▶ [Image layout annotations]
═══
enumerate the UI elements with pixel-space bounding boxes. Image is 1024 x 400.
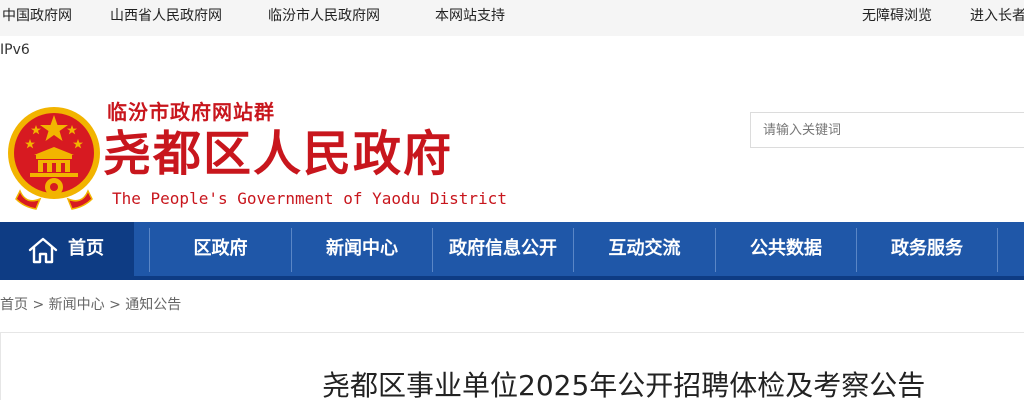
content-divider	[0, 332, 1024, 333]
link-linfen-gov[interactable]: 临汾市人民政府网	[268, 0, 380, 36]
nav-item-gov-service[interactable]: 政务服务	[857, 222, 997, 276]
accessible-browse-link[interactable]: 无障碍浏览	[862, 0, 932, 36]
national-emblem-icon	[8, 107, 100, 210]
link-china-gov[interactable]: 中国政府网	[2, 0, 72, 36]
breadcrumb-home[interactable]: 首页	[0, 297, 28, 313]
breadcrumb-separator: >	[32, 297, 45, 313]
elder-mode-link[interactable]: 进入长者	[970, 0, 1024, 36]
breadcrumb-separator: >	[109, 297, 121, 313]
nav-label-home: 首页	[68, 238, 104, 259]
main-nav: 首页 区政府 新闻中心 政府信息公开 互动交流 公共数据 政务服务	[0, 222, 1024, 280]
breadcrumb: 首页 > 新闻中心 > 通知公告	[0, 294, 181, 314]
nav-divider	[997, 228, 998, 272]
site-name: 尧都区人民政府	[103, 126, 454, 182]
site-group-title: 临汾市政府网站群	[107, 100, 275, 124]
breadcrumb-notice[interactable]: 通知公告	[125, 297, 181, 313]
search-box	[750, 112, 1024, 148]
nav-item-district-gov[interactable]: 区政府	[150, 222, 291, 276]
nav-item-home[interactable]: 首页	[0, 222, 134, 276]
top-utility-bar: 中国政府网 山西省人民政府网 临汾市人民政府网 本网站支持 无障碍浏览 进入长者	[0, 0, 1024, 36]
ipv6-label: IPv6	[0, 42, 30, 58]
nav-item-interaction[interactable]: 互动交流	[574, 222, 715, 276]
home-icon	[28, 237, 58, 264]
content-border	[0, 332, 1, 400]
article-title: 尧都区事业单位2025年公开招聘体检及考察公告	[322, 369, 926, 400]
nav-item-gov-info[interactable]: 政府信息公开	[433, 222, 573, 276]
nav-item-public-data[interactable]: 公共数据	[716, 222, 856, 276]
link-shanxi-gov[interactable]: 山西省人民政府网	[110, 0, 222, 36]
link-site-support[interactable]: 本网站支持	[435, 0, 505, 36]
search-input[interactable]	[751, 113, 1024, 147]
breadcrumb-news[interactable]: 新闻中心	[49, 297, 105, 313]
site-name-english: The People's Government of Yaodu Distric…	[112, 189, 507, 208]
nav-item-news[interactable]: 新闻中心	[292, 222, 432, 276]
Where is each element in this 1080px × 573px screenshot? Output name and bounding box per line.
═══
▶ [What the task requires]
Repeat the lines of the items word for word, from the line with "332, 1024, 333]" to the line with "107, 100, 210]".

▶ [Solved exercise]
content-divider	[0, 332, 1024, 333]
link-linfen-gov[interactable]: 临汾市人民政府网	[268, 0, 380, 36]
nav-item-gov-service[interactable]: 政务服务	[857, 222, 997, 276]
accessible-browse-link[interactable]: 无障碍浏览	[862, 0, 932, 36]
national-emblem-icon	[8, 107, 100, 210]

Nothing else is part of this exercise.